• PROBLEM TO WORK ON: Set the listing down again exactly, please, apart from its pictures.

Stored items:
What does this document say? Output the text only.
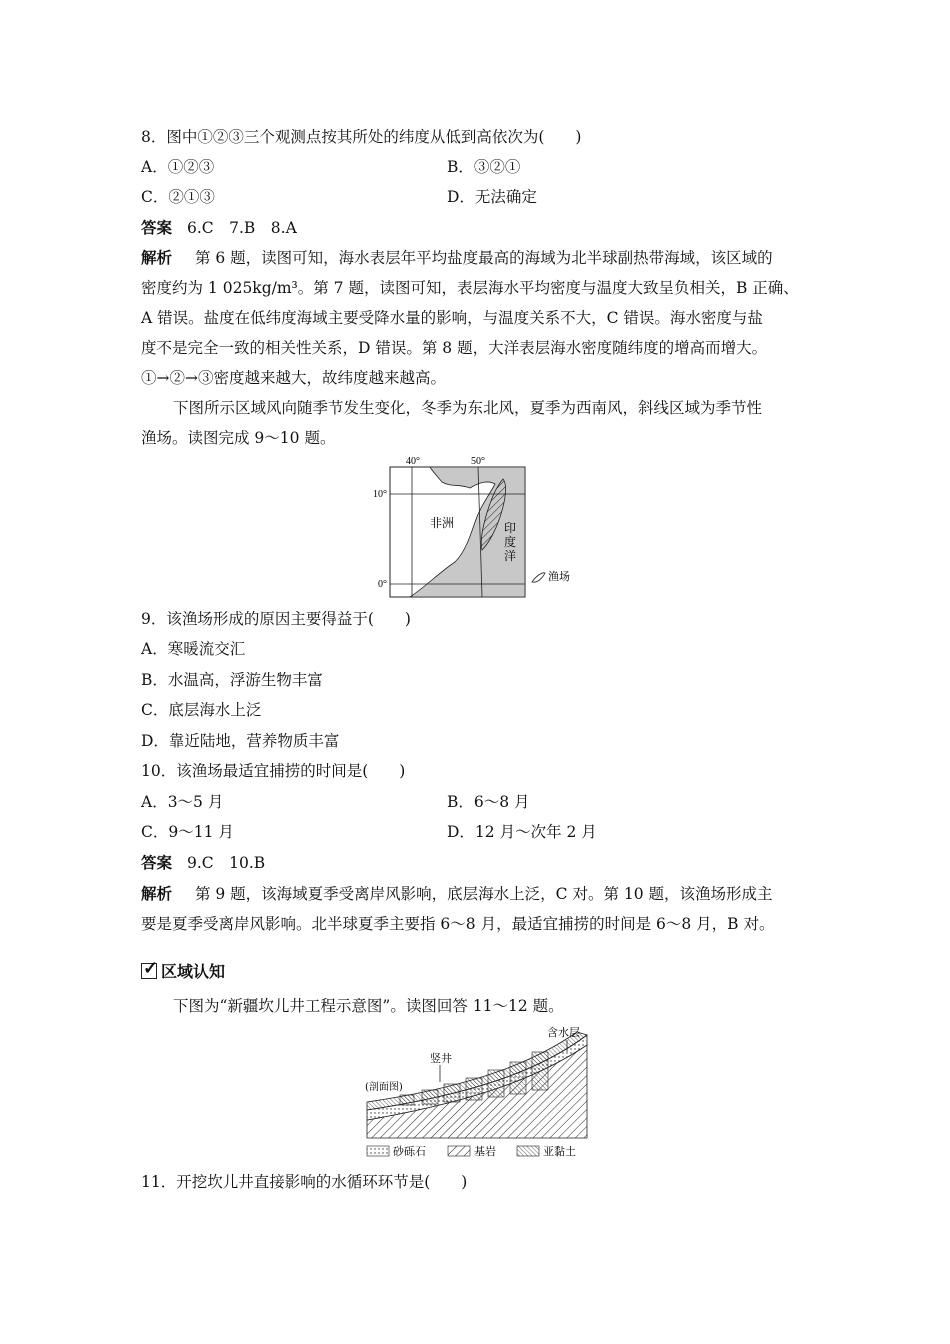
8．图中①②③三个观测点按其所处的纬度从低到高依次为(　　)
A．①②③	B．③②①
C．②①③	D．无法确定
答案 6.C　7.B　8.A
解析 第 6 题，读图可知，海水表层年平均盐度最高的海域为北半球副热带海域，该区域的
密度约为 1 025kg/m³。第 7 题，读图可知，表层海水平均密度与温度大致呈负相关，B 正确、
A 错误。盐度在低纬度海域主要受降水量的影响，与温度关系不大，C 错误。海水密度与盐
度不是完全一致的相关性关系，D 错误。第 8 题，大洋表层海水密度随纬度的增高而增大。
①→②→③密度越来越大，故纬度越来越高。
下图所示区域风向随季节发生变化，冬季为东北风，夏季为西南风，斜线区域为季节性
渔场。读图完成 9～10 题。
40°	50°
10°
0°
非洲	印
度
洋
渔场
9．该渔场形成的原因主要得益于(　　)
A．寒暖流交汇
B．水温高，浮游生物丰富
C．底层海水上泛
D．靠近陆地，营养物质丰富
10．该渔场最适宜捕捞的时间是(　　)
A．3～5 月	B．6～8 月
C．9～11 月	D．12 月～次年 2 月
答案 9.C　10.B
解析 第 9 题，该海域夏季受离岸风影响，底层海水上泛，C 对。第 10 题，该渔场形成主
要是夏季受离岸风影响。北半球夏季主要指 6～8 月，最适宜捕捞的时间是 6～8 月，B 对。
✓
区域认知
下图为“新疆坎儿井工程示意图”。读图回答 11～12 题。
含水层
竖井
(剖面图)
砂砾石	基岩	亚黏土
11．开挖坎儿井直接影响的水循环环节是(　　)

• EXERCISE OUTPUT:
What does this document say? Output the text only.
8．图中①②③三个观测点按其所处的纬度从低到高依次为(　　)
A．①②③	B．③②①
C．②①③	D．无法确定
答案 6.C　7.B　8.A
解析 第 6 题，读图可知，海水表层年平均盐度最高的海域为北半球副热带海域，该区域的
密度约为 1 025kg/m³。第 7 题，读图可知，表层海水平均密度与温度大致呈负相关，B 正确、
A 错误。盐度在低纬度海域主要受降水量的影响，与温度关系不大，C 错误。海水密度与盐
度不是完全一致的相关性关系，D 错误。第 8 题，大洋表层海水密度随纬度的增高而增大。
①→②→③密度越来越大，故纬度越来越高。
下图所示区域风向随季节发生变化，冬季为东北风，夏季为西南风，斜线区域为季节性
渔场。读图完成 9～10 题。
40°	50°
10°
0°
非洲	印
度
洋
渔场
9．该渔场形成的原因主要得益于(　　)
A．寒暖流交汇
B．水温高，浮游生物丰富
C．底层海水上泛
D．靠近陆地，营养物质丰富
10．该渔场最适宜捕捞的时间是(　　)
A．3～5 月	B．6～8 月
C．9～11 月	D．12 月～次年 2 月
答案 9.C　10.B
解析 第 9 题，该海域夏季受离岸风影响，底层海水上泛，C 对。第 10 题，该渔场形成主
要是夏季受离岸风影响。北半球夏季主要指 6～8 月，最适宜捕捞的时间是 6～8 月，B 对。
✓
区域认知
下图为“新疆坎儿井工程示意图”。读图回答 11～12 题。
含水层
竖井
(剖面图)
砂砾石	基岩	亚黏土
11．开挖坎儿井直接影响的水循环环节是(　　)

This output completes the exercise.